→ ARTICLE
►

Data exploration is typically conducted using a combination of automated and manual activities.[1][2][3] Automated activities can include data profiling or data visualization or tabular reports to give the analyst an initial view into the data and an understanding of key characteristics.[1]

This is often followed by manual drill-down or filtering of the data to identify anomalies or patterns identified through the automated actions. Data exploration can also require manual scripting and queries into the data (e.g. using languages such as SQL or R) or using spreadsheets or similar tools to view the raw data.[4]

All of these activities are aimed at creating a mental model and understanding of the data in the mind of the analyst, and defining basic metadata (statistics, structure, relationships) for the data set that can be used in further analysis.[1]

Once this initial understanding of the data is had, the data can be pruned or refined by removing unusable parts of the data (data cleansing), correcting poorly formatted elements and defining relevant relationships across datasets.[2] This process is also known as determining data quality.[4]

Data exploration can also refer to the ad hoc querying or visualization of data to identify potential relationships or insights that may be hidden in the data and does not require to formulate assumptions beforehand.[1]

Traditionally, this had been a key area of focus for statisticians, with John Tukey being a key evangelist in the field.[5] Today, data exploration is more widespread and is the focus of data analysts and data scientists; the latter being a relatively new role within enterprises and larger organizations.

◄

→ MATERIAL PROVIDED
►

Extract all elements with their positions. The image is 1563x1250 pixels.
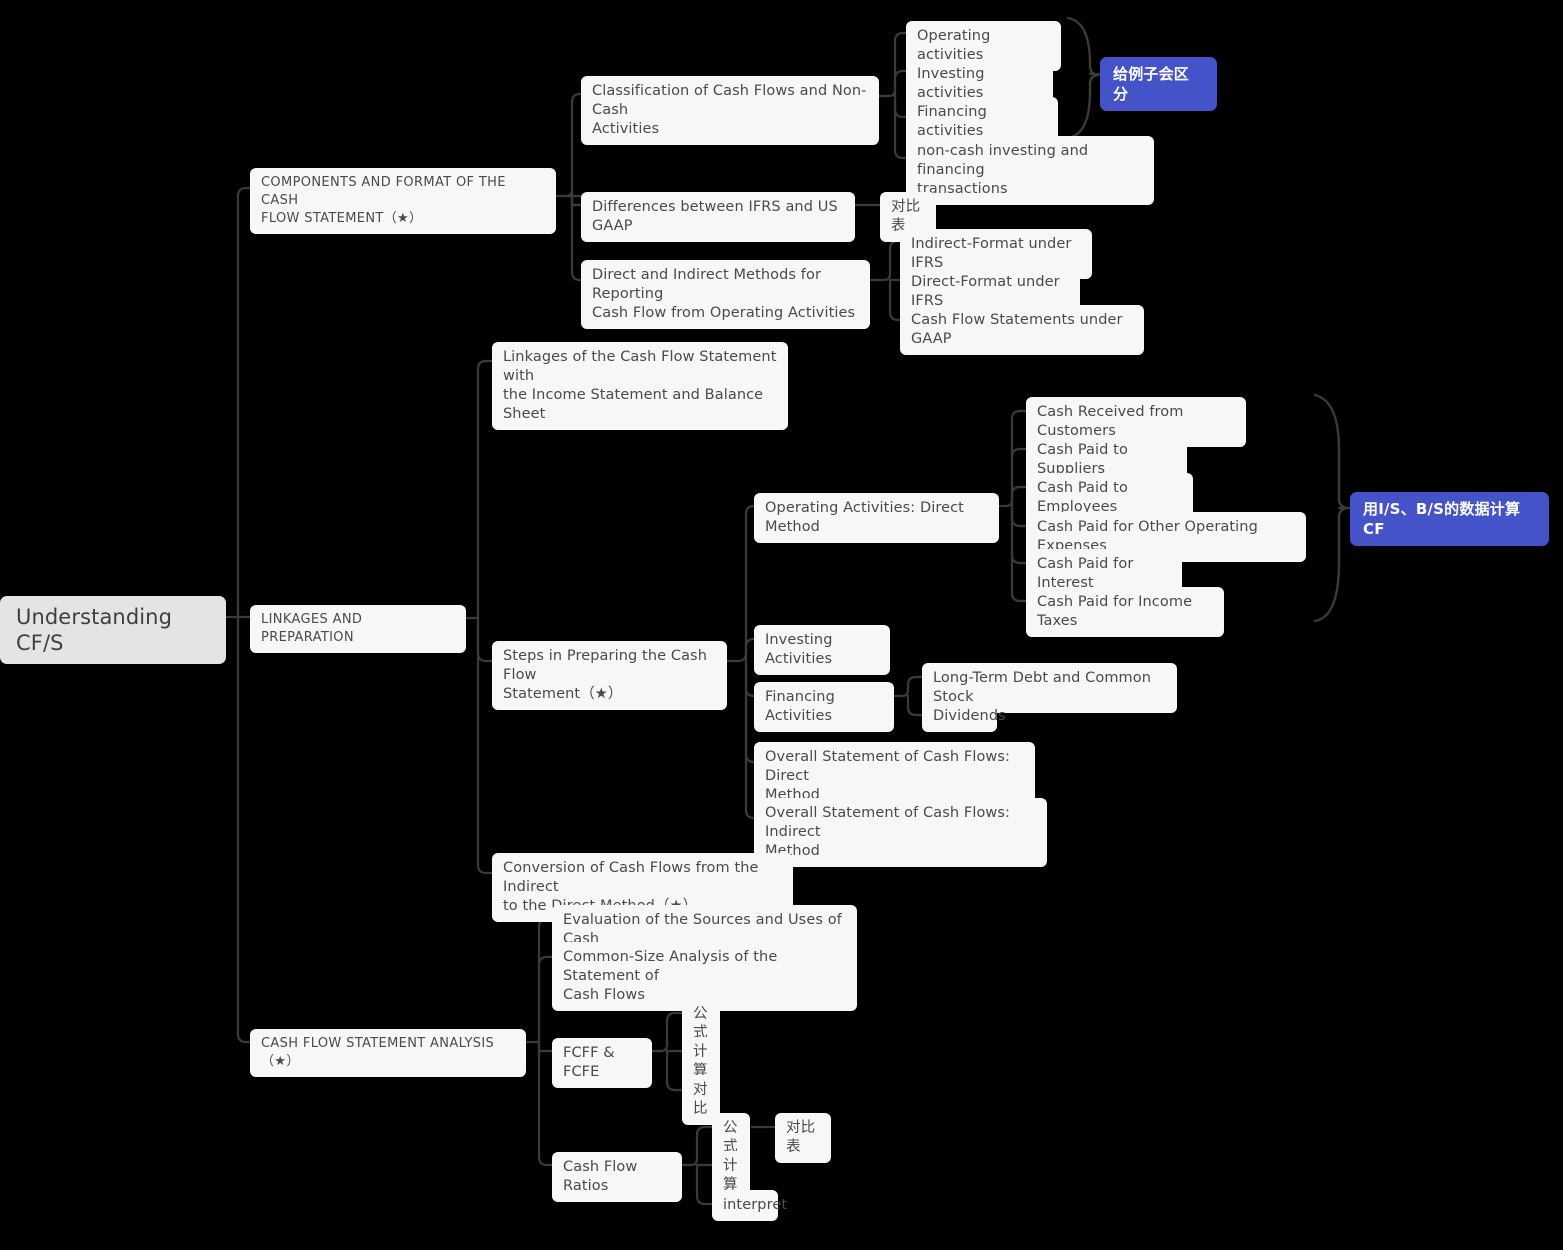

◄

→ GIVEN EXERCISE 1
Using the data exploration passage, decide whether each statement agrees with it, answering yes or no and quoting the deciding words. (a) Data exploration relies only on automated activities. (b) Removing unusable parts of the data is called data cleansing. (c) John Tukey was a key evangelist in the field.
→ GIVEN EXERCISE 2
Reproduce everything in the data exploration passage from "Traditionally, this had" down to "and larger organizations.", word for word.

→ CORRECT RESULT 1
(a) No: "a combination of automated and manual activities"
(b) Yes: "removing unusable parts of the data (data cleansing)"
(c) Yes: "with John Tukey being a key evangelist in the field"

→ CORRECT RESULT 2
Traditionally, this had been a key area of focus for statisticians, with John Tukey being a key evangelist in the field.[5] Today, data exploration is more widespread and is the focus of data analysts and data scientists; the latter being a relatively new role within enterprises and larger organizations.